== Task description ==
Filter the records below for the word "more". Copy each line that holds it.

== Input ==
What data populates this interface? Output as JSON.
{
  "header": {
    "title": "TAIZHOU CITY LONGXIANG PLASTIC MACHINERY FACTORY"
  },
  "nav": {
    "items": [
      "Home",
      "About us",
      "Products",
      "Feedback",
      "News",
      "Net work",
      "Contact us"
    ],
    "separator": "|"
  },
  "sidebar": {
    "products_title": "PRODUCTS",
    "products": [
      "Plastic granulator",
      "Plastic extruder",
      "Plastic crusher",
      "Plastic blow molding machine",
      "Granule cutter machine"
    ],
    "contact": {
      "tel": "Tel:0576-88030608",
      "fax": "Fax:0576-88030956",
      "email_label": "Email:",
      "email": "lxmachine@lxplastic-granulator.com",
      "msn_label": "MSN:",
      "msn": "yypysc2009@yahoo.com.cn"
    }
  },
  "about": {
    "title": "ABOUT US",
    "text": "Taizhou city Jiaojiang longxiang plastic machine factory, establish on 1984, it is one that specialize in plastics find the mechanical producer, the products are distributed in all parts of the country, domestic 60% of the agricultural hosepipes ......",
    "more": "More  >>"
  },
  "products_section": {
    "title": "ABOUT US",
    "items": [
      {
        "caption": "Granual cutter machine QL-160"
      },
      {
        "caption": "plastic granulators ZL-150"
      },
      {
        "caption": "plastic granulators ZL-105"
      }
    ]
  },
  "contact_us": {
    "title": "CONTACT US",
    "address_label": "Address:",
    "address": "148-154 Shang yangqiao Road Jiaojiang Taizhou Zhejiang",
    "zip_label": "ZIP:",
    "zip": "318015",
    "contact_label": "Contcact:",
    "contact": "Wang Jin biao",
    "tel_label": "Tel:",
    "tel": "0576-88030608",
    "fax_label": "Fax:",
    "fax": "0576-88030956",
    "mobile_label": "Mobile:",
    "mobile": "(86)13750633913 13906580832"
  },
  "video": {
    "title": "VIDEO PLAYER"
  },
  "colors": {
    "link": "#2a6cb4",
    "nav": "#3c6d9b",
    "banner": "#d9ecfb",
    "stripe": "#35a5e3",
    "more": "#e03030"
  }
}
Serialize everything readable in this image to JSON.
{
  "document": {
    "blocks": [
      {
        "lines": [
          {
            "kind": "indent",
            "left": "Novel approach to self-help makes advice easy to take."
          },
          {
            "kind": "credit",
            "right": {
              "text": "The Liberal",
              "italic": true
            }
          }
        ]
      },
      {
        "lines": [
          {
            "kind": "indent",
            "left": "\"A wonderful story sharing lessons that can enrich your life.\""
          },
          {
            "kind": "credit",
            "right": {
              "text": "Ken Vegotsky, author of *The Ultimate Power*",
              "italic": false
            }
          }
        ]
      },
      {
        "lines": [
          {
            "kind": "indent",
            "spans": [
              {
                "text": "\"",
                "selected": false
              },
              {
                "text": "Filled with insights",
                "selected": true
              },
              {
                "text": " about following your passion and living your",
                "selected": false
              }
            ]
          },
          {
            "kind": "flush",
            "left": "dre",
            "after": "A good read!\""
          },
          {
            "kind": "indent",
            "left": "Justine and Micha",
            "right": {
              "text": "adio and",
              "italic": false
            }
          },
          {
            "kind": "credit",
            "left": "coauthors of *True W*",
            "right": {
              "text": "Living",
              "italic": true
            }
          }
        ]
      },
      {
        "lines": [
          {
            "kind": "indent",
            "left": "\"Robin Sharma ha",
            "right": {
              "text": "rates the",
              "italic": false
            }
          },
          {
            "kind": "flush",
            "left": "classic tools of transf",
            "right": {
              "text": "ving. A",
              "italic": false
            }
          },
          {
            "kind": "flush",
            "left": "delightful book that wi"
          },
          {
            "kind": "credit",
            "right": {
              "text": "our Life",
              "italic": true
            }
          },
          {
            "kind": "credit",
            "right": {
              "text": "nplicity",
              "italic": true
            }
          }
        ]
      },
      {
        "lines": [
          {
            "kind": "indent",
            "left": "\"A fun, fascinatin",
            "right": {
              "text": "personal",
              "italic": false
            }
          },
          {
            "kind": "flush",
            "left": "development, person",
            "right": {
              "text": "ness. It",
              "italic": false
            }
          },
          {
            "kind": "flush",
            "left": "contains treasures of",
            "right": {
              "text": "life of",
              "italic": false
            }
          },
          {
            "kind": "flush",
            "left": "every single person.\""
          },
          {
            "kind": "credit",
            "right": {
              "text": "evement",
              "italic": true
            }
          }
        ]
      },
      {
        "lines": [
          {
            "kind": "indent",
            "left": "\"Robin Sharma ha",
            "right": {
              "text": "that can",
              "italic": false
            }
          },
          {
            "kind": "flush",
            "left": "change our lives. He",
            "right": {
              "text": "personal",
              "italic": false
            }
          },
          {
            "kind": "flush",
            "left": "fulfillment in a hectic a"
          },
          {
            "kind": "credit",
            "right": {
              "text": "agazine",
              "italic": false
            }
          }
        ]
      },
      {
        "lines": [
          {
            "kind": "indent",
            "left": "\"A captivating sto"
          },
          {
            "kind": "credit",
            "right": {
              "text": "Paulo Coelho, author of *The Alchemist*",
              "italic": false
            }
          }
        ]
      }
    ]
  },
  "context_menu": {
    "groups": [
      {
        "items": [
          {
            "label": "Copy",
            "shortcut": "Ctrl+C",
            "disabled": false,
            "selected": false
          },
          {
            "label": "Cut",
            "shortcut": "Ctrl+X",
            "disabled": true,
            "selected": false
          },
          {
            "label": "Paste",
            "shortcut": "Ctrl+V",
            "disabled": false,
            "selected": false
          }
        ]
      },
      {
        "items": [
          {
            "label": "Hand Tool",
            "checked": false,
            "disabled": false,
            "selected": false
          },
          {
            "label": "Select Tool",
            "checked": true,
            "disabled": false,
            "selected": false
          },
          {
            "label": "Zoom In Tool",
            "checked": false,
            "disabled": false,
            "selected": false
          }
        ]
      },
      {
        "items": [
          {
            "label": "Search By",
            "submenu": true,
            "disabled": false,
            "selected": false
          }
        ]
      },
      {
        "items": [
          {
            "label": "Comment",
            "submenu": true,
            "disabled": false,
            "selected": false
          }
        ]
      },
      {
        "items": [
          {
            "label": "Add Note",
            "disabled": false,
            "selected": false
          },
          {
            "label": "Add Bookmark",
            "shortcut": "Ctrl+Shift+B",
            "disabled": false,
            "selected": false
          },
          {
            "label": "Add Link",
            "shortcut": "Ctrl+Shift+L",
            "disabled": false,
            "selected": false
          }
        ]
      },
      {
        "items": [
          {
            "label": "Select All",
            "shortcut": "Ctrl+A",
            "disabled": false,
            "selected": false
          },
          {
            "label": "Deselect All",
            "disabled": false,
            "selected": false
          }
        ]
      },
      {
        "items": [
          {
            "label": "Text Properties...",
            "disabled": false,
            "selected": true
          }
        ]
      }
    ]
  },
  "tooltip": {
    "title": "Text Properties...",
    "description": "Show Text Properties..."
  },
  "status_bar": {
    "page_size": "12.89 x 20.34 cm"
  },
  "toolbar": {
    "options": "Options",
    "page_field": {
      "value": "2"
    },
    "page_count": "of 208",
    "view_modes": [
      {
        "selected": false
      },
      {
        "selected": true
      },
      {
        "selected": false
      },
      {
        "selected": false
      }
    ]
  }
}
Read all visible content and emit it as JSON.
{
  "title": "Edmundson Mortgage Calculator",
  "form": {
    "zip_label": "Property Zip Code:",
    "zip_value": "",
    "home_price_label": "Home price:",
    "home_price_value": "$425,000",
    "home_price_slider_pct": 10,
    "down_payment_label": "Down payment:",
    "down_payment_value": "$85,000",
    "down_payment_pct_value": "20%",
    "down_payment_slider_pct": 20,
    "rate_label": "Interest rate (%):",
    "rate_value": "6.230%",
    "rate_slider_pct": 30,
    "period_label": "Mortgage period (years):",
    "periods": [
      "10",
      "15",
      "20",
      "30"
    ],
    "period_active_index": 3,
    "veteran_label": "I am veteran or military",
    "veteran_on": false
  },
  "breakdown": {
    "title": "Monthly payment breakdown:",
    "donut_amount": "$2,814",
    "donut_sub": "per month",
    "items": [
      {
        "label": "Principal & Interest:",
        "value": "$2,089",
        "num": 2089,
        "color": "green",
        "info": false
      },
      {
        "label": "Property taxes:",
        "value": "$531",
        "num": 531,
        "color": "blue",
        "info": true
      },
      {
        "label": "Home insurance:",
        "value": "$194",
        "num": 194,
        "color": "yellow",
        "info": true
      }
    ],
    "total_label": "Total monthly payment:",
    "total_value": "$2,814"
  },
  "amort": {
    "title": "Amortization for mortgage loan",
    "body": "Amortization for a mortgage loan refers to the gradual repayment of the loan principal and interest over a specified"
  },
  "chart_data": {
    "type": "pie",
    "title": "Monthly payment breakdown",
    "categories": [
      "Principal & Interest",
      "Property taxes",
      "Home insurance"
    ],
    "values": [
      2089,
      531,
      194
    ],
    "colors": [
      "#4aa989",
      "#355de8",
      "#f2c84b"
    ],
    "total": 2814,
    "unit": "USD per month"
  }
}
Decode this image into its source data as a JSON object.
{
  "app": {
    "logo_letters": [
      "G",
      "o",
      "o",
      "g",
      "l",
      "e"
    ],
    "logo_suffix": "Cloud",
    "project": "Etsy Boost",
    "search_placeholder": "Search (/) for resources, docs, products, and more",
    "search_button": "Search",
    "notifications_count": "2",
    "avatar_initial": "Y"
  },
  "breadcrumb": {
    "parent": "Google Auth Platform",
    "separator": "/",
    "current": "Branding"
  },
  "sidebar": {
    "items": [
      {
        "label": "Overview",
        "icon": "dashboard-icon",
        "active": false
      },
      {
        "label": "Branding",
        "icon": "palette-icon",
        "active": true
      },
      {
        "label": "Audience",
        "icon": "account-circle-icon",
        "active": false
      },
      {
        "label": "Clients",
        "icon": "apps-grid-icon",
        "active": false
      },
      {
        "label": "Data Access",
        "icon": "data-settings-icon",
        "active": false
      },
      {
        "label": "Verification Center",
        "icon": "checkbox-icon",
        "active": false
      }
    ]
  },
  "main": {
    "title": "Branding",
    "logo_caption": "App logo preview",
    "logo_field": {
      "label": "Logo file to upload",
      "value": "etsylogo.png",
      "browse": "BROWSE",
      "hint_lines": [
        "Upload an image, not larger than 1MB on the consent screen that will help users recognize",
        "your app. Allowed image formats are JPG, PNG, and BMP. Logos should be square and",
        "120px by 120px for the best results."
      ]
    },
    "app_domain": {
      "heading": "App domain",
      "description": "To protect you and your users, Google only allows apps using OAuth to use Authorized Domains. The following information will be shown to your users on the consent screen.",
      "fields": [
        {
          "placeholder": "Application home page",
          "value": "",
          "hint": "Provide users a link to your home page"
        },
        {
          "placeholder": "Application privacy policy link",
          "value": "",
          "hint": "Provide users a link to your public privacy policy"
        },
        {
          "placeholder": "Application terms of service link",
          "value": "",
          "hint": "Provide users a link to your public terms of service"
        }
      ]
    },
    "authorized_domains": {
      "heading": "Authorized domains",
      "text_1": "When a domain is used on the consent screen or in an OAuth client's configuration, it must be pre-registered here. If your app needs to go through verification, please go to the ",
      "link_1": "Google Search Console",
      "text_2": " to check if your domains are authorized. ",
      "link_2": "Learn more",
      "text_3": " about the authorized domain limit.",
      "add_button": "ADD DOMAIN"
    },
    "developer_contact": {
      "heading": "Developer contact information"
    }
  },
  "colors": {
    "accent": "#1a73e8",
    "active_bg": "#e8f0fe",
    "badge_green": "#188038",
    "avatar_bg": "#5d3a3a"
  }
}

== Solution to this exercise ==
    "more": "More  >>"
    "more": "#e03030"
    "search_placeholder": "Search (/) for resources, docs, products, and more",
      "link_2": "Learn more",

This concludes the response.